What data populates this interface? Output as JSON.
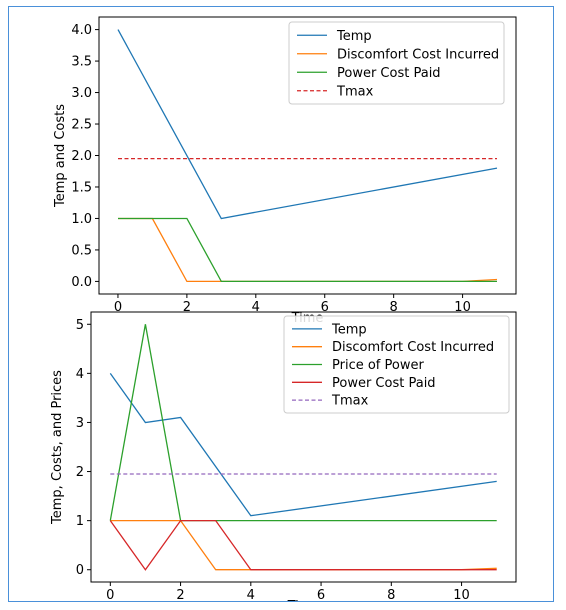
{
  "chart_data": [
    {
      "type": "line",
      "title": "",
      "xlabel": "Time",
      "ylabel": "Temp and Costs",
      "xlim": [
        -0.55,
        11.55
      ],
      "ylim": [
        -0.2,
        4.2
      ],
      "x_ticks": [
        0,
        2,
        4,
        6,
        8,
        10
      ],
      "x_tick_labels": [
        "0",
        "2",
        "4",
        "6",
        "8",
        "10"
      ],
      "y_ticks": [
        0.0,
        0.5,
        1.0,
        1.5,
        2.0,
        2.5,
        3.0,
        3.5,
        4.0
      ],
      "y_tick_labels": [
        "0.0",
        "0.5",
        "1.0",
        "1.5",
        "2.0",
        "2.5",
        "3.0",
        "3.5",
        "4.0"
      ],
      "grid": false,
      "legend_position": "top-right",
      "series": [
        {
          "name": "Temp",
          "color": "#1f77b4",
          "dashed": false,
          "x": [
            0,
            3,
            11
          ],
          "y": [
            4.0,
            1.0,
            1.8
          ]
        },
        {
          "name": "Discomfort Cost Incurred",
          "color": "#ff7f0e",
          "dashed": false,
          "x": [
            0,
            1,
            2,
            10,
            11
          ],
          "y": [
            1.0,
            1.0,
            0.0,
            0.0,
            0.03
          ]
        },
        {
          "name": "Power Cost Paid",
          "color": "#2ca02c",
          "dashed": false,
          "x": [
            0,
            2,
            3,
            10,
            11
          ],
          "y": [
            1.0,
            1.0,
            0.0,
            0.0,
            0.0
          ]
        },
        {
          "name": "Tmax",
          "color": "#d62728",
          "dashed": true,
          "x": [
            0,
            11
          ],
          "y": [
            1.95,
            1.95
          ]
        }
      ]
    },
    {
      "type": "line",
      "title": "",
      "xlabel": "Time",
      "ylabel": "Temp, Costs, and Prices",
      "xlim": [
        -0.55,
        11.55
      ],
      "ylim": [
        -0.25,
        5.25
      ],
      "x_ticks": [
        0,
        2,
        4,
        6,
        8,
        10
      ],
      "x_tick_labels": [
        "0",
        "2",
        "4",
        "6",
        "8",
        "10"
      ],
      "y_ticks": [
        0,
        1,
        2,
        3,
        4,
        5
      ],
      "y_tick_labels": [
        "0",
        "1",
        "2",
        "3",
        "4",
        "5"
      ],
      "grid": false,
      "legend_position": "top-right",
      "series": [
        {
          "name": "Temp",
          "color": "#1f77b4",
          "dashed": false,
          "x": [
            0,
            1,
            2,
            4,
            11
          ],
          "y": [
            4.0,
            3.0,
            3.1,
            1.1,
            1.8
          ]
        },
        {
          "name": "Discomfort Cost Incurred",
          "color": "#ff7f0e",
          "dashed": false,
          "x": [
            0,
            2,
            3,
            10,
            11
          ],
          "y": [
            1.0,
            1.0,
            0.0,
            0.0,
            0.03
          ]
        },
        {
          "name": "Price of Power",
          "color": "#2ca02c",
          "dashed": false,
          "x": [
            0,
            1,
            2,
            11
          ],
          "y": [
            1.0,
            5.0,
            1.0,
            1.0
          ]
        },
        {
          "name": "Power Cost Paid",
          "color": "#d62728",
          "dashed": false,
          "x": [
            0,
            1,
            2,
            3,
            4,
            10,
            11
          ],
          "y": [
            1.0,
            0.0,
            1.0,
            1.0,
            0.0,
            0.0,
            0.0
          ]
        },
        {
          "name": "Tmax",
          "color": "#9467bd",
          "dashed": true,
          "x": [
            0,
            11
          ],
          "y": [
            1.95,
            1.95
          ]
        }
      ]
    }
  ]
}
··········
Instructions to follow - Search the entries for the word "Temp" and copy every line that has it.

Answer to this task -
      "ylabel": "Temp and Costs",
          "name": "Temp",
      "ylabel": "Temp, Costs, and Prices",
          "name": "Temp",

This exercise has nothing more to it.